-------- Exercise inputs --------

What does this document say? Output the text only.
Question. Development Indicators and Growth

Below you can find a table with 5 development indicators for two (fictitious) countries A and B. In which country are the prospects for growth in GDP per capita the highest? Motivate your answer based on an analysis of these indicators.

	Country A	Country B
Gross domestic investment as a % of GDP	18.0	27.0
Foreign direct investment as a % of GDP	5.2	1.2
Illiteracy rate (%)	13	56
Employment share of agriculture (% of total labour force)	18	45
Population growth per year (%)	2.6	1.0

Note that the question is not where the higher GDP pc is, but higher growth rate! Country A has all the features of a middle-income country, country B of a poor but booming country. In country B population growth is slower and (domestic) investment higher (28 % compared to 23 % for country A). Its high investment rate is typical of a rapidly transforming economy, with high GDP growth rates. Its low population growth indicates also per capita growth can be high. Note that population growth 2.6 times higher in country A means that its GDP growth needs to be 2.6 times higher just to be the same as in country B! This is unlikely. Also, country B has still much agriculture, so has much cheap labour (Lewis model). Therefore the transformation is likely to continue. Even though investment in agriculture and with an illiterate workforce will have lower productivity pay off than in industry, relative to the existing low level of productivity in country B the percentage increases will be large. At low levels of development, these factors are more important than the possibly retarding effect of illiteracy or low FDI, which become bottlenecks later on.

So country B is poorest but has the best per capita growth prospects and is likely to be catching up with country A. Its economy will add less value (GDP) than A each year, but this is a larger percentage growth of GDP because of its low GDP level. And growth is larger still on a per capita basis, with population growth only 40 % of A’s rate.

--------

▶ _Set task_
Isolate each line of the listing above that includes "prospects". Copy it.

▶ _Output of the exercise_
Below you can find a table with 5 development indicators for two (fictitious) countries A and B. In which country are the prospects for growth in GDP per capita the highest? Motivate your answer based on an analysis of these indicators.
So country B is poorest but has the best per capita growth prospects and is likely to be catching up with country A. Its economy will add less value (GDP) than A each year, but this is a larger percentage growth of GDP because of its low GDP level. And growth is larger still on a per capita basis, with population growth only 40 % of A’s rate.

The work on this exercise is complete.